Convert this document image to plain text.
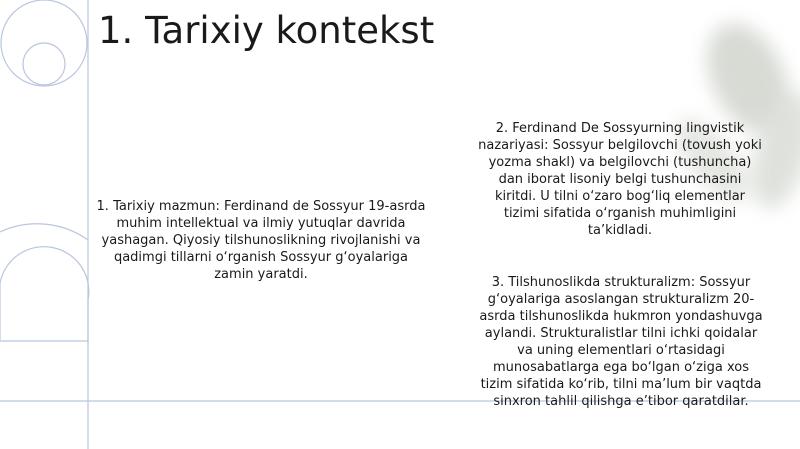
1. Tarixiy kontekst

1. Tarixiy mazmun: Ferdinand de Sossyur 19-asrda muhim intellektual va ilmiy yutuqlar davrida yashagan. Qiyosiy tilshunoslikning rivojlanishi va qadimgi tillarni o‘rganish Sossyur g‘oyalariga zamin yaratdi.

2. Ferdinand De Sossyurning lingvistik nazariyasi: Sossyur belgilovchi (tovush yoki yozma shakl) va belgilovchi (tushuncha) dan iborat lisoniy belgi tushunchasini kiritdi. U tilni o‘zaro bog‘liq elementlar tizimi sifatida o‘rganish muhimligini ta’kidladi.

3. Tilshunoslikda strukturalizm: Sossyur g‘oyalariga asoslangan strukturalizm 20-asrda tilshunoslikda hukmron yondashuvga aylandi. Strukturalistlar tilni ichki qoidalar va uning elementlari o‘rtasidagi munosabatlarga ega bo‘lgan o‘ziga xos tizim sifatida ko‘rib, tilni ma’lum bir vaqtda sinxron tahlil qilishga e’tibor qaratdilar.
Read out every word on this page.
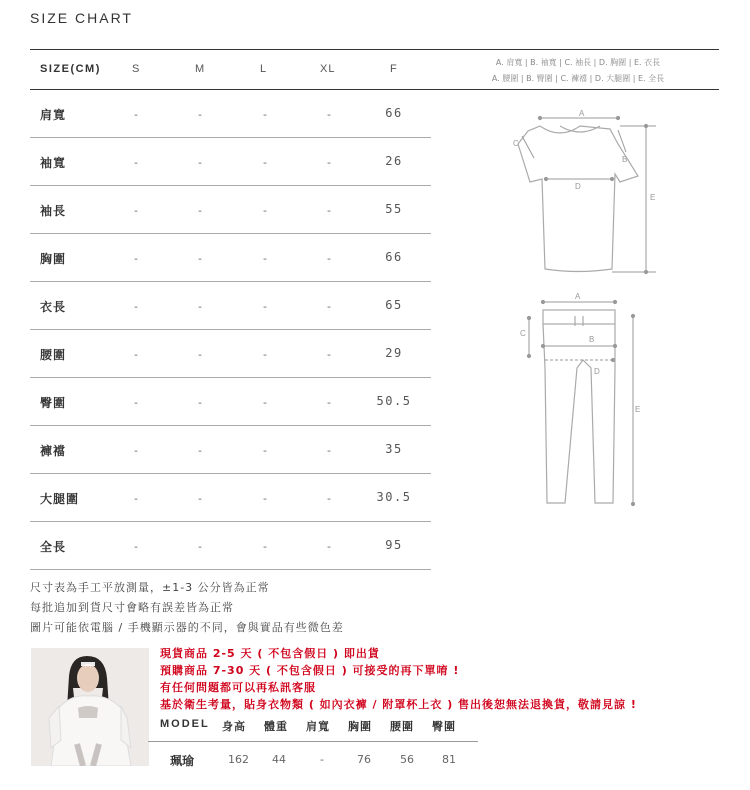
SIZE CHART
SIZE(CM)	S	M	L	XL	F
A. 肩寬 | B. 袖寬 | C. 袖長 | D. 胸圍 | E. 衣長
A. 腰圍 | B. 臀圍 | C. 褲襠 | D. 大腿圍 | E. 全長
肩寬	-	-	-	-	66
袖寬	-	-	-	-	26
袖長	-	-	-	-	55
胸圍	-	-	-	-	66
衣長	-	-	-	-	65
腰圍	-	-	-	-	29
臀圍	-	-	-	-	50.5
褲襠	-	-	-	-	35
大腿圍	-	-	-	-	30.5
全長	-	-	-	-	95
A
B
C
D
E
A
B
C
D
E
尺寸表為手工平放測量，±1-3 公分皆為正常
每批追加到貨尺寸會略有誤差皆為正常
圖片可能依電腦 / 手機顯示器的不同，會與實品有些微色差
現貨商品 2-5 天 ( 不包含假日 ) 即出貨
預購商品 7-30 天 ( 不包含假日 ) 可接受的再下單唷 !
有任何問題都可以再私訊客服
基於衛生考量，貼身衣物類 ( 如內衣褲 / 附罩杯上衣 ) 售出後恕無法退換貨，敬請見諒 !
MODEL 身高 體重 肩寬 胸圍 腰圍 臀圍
珮瑜	162 44	-	76	56	81
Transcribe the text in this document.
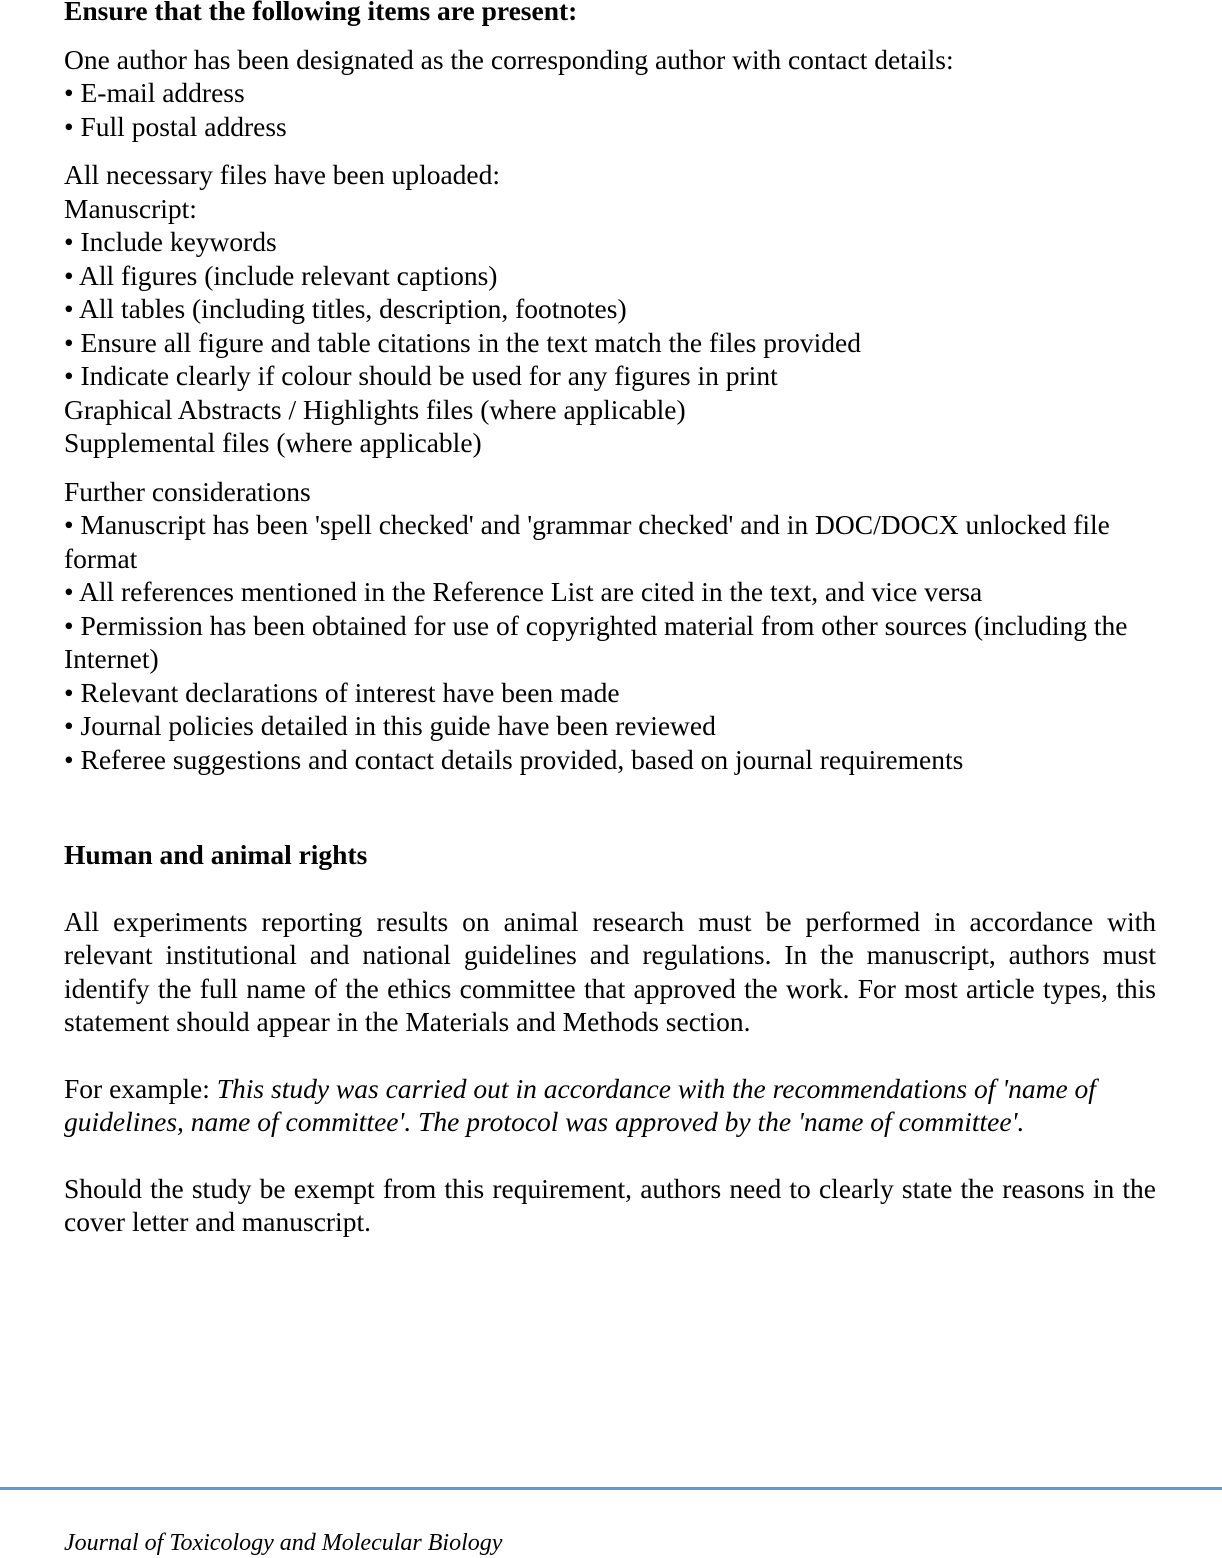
Ensure that the following items are present:

One author has been designated as the corresponding author with contact details:

• E-mail address

• Full postal address

All necessary files have been uploaded:

Manuscript:

• Include keywords

• All figures (include relevant captions)

• All tables (including titles, description, footnotes)

• Ensure all figure and table citations in the text match the files provided

• Indicate clearly if colour should be used for any figures in print

Graphical Abstracts / Highlights files (where applicable)

Supplemental files (where applicable)

Further considerations

• Manuscript has been 'spell checked' and 'grammar checked' and in DOC/DOCX unlocked file format

• All references mentioned in the Reference List are cited in the text, and vice versa

• Permission has been obtained for use of copyrighted material from other sources (including the Internet)

• Relevant declarations of interest have been made

• Journal policies detailed in this guide have been reviewed

• Referee suggestions and contact details provided, based on journal requirements

Human and animal rights

All experiments reporting results on animal research must be performed in accordance with relevant institutional and national guidelines and regulations. In the manuscript, authors must identify the full name of the ethics committee that approved the work. For most article types, this statement should appear in the Materials and Methods section.

For example: This study was carried out in accordance with the recommendations of 'name of guidelines, name of committee'. The protocol was approved by the 'name of committee'.

Should the study be exempt from this requirement, authors need to clearly state the reasons in the cover letter and manuscript.

Journal of Toxicology and Molecular Biology
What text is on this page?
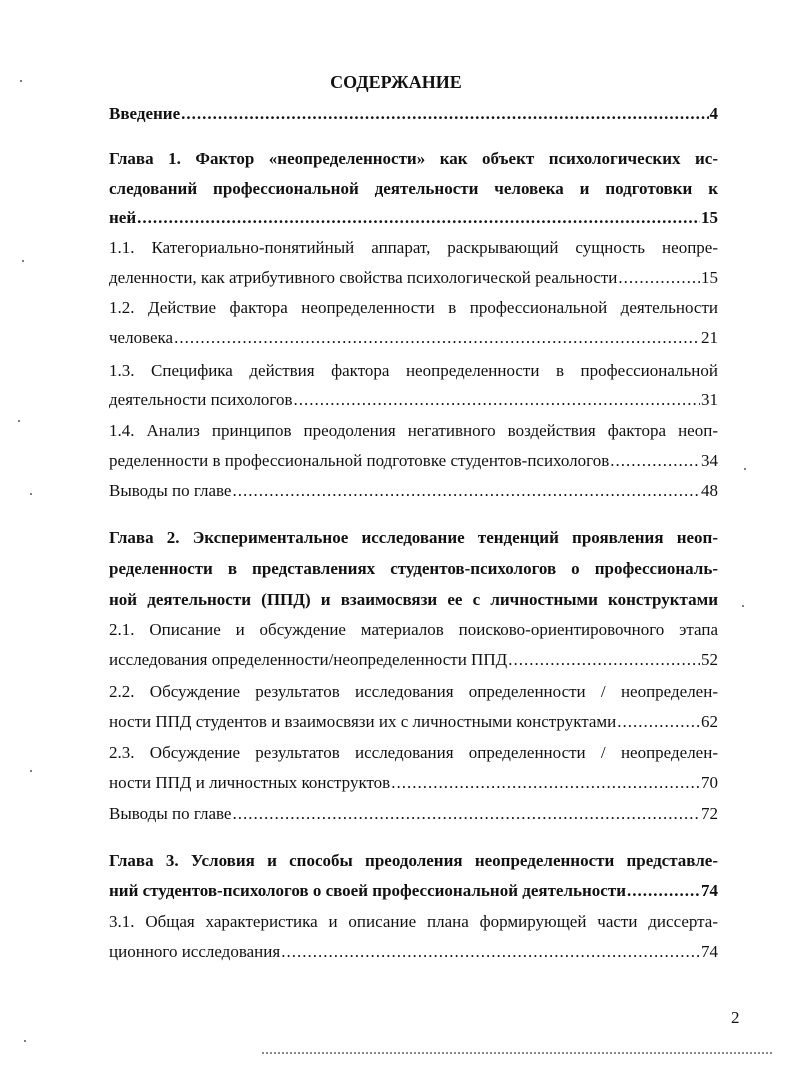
СОДЕРЖАНИЕ
Введение .....	4
Глава 1. Фактор «неопределенности» как объект психологических ис-
следований профессиональной деятельности человека и подготовки к
ней .....	15
1.1. Категориально-понятийный аппарат, раскрывающий сущность неопре-
деленности, как атрибутивного свойства психологической реальности .....	15
1.2. Действие фактора неопределенности в профессиональной деятельности
человека .....	21
1.3. Специфика действия фактора неопределенности в профессиональной
деятельности психологов .....	31
1.4. Анализ принципов преодоления негативного воздействия фактора неоп-
ределенности в профессиональной подготовке студентов-психологов .....	34
Выводы по главе .....	48
Глава 2. Экспериментальное исследование тенденций проявления неоп-
ределенности в представлениях студентов-психологов о профессиональ-
ной деятельности (ППД) и взаимосвязи ее с личностными конструктами
2.1. Описание и обсуждение материалов поисково-ориентировочного этапа
исследования определенности/неопределенности ППД .....	52
2.2. Обсуждение результатов исследования определенности / неопределен-
ности ППД студентов и взаимосвязи их с личностными конструктами .....	62
2.3. Обсуждение результатов исследования определенности / неопределен-
ности ППД и личностных конструктов .....	70
Выводы по главе .....	72
Глава 3. Условия и способы преодоления неопределенности представле-
ний студентов-психологов о своей профессиональной деятельности .....	74
3.1. Общая характеристика и описание плана формирующей части диссерта-
ционного исследования .....	74
2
= = = = =
◆ **Problem**: Copy the listing over exactly, skipping the pictures it holds.

◆ **Answer to this problem**:
Convert this document image to plain text.
1. Tarixiy kontekst

1. Tarixiy mazmun: Ferdinand de Sossyur 19-asrda muhim intellektual va ilmiy yutuqlar davrida yashagan. Qiyosiy tilshunoslikning rivojlanishi va qadimgi tillarni o‘rganish Sossyur g‘oyalariga zamin yaratdi.

2. Ferdinand De Sossyurning lingvistik nazariyasi: Sossyur belgilovchi (tovush yoki yozma shakl) va belgilovchi (tushuncha) dan iborat lisoniy belgi tushunchasini kiritdi. U tilni o‘zaro bog‘liq elementlar tizimi sifatida o‘rganish muhimligini ta’kidladi.

3. Tilshunoslikda strukturalizm: Sossyur g‘oyalariga asoslangan strukturalizm 20-asrda tilshunoslikda hukmron yondashuvga aylandi. Strukturalistlar tilni ichki qoidalar va uning elementlari o‘rtasidagi munosabatlarga ega bo‘lgan o‘ziga xos tizim sifatida ko‘rib, tilni ma’lum bir vaqtda sinxron tahlil qilishga e’tibor qaratdilar.
Read out every word on this page.
SIZE CHART
SIZE(CM)	S	M	L	XL	F
A. 肩寬 | B. 袖寬 | C. 袖長 | D. 胸圍 | E. 衣長
A. 腰圍 | B. 臀圍 | C. 褲襠 | D. 大腿圍 | E. 全長
肩寬	-	-	-	-	66
袖寬	-	-	-	-	26
袖長	-	-	-	-	55
胸圍	-	-	-	-	66
衣長	-	-	-	-	65
腰圍	-	-	-	-	29
臀圍	-	-	-	-	50.5
褲襠	-	-	-	-	35
大腿圍	-	-	-	-	30.5
全長	-	-	-	-	95
A
B
C
D
E
A
B
C
D
E
尺寸表為手工平放測量，±1-3 公分皆為正常
每批追加到貨尺寸會略有誤差皆為正常
圖片可能依電腦 / 手機顯示器的不同，會與實品有些微色差
現貨商品 2-5 天 ( 不包含假日 ) 即出貨
預購商品 7-30 天 ( 不包含假日 ) 可接受的再下單唷 !
有任何問題都可以再私訊客服
基於衛生考量，貼身衣物類 ( 如內衣褲 / 附罩杯上衣 ) 售出後恕無法退換貨，敬請見諒 !
MODEL 身高 體重 肩寬 胸圍 腰圍 臀圍
珮瑜	162 44	-	76	56	81
Transcribe the text in this document.
Ensure that the following items are present:

One author has been designated as the corresponding author with contact details:

• E-mail address

• Full postal address

All necessary files have been uploaded:

Manuscript:

• Include keywords

• All figures (include relevant captions)

• All tables (including titles, description, footnotes)

• Ensure all figure and table citations in the text match the files provided

• Indicate clearly if colour should be used for any figures in print

Graphical Abstracts / Highlights files (where applicable)

Supplemental files (where applicable)

Further considerations

• Manuscript has been 'spell checked' and 'grammar checked' and in DOC/DOCX unlocked file format

• All references mentioned in the Reference List are cited in the text, and vice versa

• Permission has been obtained for use of copyrighted material from other sources (including the Internet)

• Relevant declarations of interest have been made

• Journal policies detailed in this guide have been reviewed

• Referee suggestions and contact details provided, based on journal requirements

Human and animal rights

All experiments reporting results on animal research must be performed in accordance with relevant institutional and national guidelines and regulations. In the manuscript, authors must identify the full name of the ethics committee that approved the work. For most article types, this statement should appear in the Materials and Methods section.

For example: This study was carried out in accordance with the recommendations of 'name of guidelines, name of committee'. The protocol was approved by the 'name of committee'.

Should the study be exempt from this requirement, authors need to clearly state the reasons in the cover letter and manuscript.

Journal of Toxicology and Molecular Biology
What text is on this page?
СОДЕРЖАНИЕ
Введение .....	4
Глава 1. Фактор «неопределенности» как объект психологических ис-
следований профессиональной деятельности человека и подготовки к
ней .....	15
1.1. Категориально-понятийный аппарат, раскрывающий сущность неопре-
деленности, как атрибутивного свойства психологической реальности .....	15
1.2. Действие фактора неопределенности в профессиональной деятельности
человека .....	21
1.3. Специфика действия фактора неопределенности в профессиональной
деятельности психологов .....	31
1.4. Анализ принципов преодоления негативного воздействия фактора неоп-
ределенности в профессиональной подготовке студентов-психологов .....	34
Выводы по главе .....	48
Глава 2. Экспериментальное исследование тенденций проявления неоп-
ределенности в представлениях студентов-психологов о профессиональ-
ной деятельности (ППД) и взаимосвязи ее с личностными конструктами
2.1. Описание и обсуждение материалов поисково-ориентировочного этапа
исследования определенности/неопределенности ППД .....	52
2.2. Обсуждение результатов исследования определенности / неопределен-
ности ППД студентов и взаимосвязи их с личностными конструктами .....	62
2.3. Обсуждение результатов исследования определенности / неопределен-
ности ППД и личностных конструктов .....	70
Выводы по главе .....	72
Глава 3. Условия и способы преодоления неопределенности представле-
ний студентов-психологов о своей профессиональной деятельности .....	74
3.1. Общая характеристика и описание плана формирующей части диссерта-
ционного исследования .....	74
2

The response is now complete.